◆ **Task details**
Out of the lines below, please list those that hold the string "https".

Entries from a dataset
---
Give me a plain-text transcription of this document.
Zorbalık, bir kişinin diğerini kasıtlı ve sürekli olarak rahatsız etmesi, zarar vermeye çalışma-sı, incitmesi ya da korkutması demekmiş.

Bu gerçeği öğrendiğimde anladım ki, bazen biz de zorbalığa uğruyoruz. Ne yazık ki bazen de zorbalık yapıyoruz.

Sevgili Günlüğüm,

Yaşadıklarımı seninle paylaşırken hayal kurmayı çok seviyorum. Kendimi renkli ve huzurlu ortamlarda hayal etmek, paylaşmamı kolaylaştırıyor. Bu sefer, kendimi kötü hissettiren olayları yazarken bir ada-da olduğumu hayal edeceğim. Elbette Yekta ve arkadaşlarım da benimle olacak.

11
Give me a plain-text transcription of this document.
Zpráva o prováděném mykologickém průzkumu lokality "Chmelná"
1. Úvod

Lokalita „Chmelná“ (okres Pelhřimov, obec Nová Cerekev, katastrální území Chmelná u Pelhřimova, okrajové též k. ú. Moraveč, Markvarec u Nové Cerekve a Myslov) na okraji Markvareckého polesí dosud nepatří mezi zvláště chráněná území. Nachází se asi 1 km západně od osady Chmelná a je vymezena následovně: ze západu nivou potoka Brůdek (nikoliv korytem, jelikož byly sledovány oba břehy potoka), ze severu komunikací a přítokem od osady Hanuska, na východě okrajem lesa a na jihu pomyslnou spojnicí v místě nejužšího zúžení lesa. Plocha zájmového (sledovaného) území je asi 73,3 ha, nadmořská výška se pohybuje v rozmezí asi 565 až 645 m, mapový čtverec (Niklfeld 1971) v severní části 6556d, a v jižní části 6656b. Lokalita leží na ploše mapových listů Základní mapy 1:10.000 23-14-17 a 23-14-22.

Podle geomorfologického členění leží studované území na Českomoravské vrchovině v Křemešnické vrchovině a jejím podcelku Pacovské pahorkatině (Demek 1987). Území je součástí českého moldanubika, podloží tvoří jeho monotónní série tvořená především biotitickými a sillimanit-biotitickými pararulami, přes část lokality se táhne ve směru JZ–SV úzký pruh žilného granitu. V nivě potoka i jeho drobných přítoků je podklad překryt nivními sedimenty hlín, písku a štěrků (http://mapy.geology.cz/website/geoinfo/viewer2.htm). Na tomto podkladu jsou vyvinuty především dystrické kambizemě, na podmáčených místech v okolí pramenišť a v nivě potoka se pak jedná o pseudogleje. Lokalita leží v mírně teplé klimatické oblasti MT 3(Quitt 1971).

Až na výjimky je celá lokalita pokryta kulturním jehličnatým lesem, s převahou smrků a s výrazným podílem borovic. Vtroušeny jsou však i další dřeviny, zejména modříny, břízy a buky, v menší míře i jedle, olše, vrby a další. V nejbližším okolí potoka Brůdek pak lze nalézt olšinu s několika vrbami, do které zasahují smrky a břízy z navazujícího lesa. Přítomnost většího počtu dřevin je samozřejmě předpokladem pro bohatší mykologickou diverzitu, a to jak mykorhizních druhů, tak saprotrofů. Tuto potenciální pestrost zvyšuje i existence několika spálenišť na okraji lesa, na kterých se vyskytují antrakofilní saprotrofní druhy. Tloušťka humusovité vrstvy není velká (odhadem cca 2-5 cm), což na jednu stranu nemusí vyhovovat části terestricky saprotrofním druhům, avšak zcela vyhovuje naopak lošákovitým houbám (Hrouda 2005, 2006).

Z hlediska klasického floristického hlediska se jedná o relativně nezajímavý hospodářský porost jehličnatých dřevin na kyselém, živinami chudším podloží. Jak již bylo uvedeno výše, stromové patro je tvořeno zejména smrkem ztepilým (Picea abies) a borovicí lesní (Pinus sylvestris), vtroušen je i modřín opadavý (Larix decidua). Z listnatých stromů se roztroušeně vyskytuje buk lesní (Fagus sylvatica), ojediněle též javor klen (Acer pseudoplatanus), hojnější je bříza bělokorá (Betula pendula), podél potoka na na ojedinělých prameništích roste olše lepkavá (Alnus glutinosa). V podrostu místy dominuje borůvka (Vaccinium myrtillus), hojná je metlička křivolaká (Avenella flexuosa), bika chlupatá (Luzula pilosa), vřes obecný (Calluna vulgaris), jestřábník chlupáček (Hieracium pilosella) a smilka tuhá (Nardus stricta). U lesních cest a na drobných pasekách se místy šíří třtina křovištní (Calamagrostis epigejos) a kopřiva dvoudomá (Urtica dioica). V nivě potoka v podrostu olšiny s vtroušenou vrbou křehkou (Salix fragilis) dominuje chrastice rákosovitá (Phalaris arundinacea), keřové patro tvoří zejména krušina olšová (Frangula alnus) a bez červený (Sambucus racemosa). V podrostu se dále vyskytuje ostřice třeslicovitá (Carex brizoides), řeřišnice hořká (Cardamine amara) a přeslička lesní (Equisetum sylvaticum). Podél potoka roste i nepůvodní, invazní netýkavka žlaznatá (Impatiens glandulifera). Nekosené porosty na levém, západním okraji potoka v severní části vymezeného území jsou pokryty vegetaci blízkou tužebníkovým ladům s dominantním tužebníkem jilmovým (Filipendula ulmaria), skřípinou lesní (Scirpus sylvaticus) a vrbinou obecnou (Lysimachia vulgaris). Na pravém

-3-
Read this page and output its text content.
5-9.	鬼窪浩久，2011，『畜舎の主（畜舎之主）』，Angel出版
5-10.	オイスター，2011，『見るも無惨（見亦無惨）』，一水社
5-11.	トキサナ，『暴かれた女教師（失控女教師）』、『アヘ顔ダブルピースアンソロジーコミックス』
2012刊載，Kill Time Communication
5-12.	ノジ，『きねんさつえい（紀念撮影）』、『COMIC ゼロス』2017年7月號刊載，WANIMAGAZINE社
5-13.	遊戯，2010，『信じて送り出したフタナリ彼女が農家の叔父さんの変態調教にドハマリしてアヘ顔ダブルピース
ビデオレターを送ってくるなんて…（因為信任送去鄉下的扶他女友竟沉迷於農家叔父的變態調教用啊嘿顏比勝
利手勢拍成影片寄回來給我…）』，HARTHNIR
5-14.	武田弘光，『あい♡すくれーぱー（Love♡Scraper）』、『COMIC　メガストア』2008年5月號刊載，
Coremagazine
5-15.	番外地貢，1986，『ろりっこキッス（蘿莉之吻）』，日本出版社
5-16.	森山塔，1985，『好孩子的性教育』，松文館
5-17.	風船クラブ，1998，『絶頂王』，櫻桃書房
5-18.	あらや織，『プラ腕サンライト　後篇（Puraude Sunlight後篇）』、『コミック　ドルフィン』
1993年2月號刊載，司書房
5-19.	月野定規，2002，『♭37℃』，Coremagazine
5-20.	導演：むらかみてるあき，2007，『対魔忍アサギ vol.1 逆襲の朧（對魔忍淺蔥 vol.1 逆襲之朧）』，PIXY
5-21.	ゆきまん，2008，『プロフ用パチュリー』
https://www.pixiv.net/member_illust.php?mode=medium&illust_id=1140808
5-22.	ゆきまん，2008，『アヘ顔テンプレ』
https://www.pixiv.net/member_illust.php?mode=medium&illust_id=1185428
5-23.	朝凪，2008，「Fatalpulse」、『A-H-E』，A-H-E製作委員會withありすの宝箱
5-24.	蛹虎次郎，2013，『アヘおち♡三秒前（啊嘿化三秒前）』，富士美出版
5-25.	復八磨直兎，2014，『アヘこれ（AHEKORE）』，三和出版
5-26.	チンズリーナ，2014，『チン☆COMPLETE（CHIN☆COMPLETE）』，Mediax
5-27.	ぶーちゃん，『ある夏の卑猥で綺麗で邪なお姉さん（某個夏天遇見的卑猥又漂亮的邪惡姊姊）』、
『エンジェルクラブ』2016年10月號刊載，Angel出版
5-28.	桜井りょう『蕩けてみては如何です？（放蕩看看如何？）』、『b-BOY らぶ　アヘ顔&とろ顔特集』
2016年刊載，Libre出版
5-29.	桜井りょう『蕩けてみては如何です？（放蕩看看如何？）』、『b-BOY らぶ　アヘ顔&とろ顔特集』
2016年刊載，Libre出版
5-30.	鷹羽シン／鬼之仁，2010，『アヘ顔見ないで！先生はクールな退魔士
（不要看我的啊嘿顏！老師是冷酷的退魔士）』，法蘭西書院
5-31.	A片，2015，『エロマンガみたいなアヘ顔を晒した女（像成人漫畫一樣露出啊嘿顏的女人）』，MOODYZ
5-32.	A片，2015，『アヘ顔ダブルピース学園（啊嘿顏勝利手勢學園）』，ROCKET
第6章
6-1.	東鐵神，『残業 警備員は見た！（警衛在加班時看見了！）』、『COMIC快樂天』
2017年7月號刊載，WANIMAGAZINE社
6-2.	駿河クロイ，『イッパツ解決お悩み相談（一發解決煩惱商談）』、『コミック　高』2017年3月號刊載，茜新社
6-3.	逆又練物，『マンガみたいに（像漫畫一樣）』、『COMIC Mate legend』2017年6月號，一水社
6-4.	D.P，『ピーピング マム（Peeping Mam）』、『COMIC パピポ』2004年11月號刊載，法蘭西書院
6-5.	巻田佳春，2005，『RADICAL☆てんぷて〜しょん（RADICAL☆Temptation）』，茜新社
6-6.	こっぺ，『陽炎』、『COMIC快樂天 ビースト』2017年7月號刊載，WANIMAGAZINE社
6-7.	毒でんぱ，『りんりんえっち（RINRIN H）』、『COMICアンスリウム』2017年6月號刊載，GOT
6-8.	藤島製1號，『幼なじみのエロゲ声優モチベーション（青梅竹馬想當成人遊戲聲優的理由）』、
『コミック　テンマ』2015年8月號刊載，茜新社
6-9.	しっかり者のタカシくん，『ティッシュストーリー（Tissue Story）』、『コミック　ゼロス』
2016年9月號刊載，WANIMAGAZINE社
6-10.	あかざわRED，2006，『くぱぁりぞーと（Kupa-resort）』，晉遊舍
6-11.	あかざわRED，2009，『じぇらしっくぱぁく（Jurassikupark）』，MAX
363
---
◆ **Exercise result**
https://www.pixiv.net/member_illust.php?mode=medium&illust_id=1140808
https://www.pixiv.net/member_illust.php?mode=medium&illust_id=1185428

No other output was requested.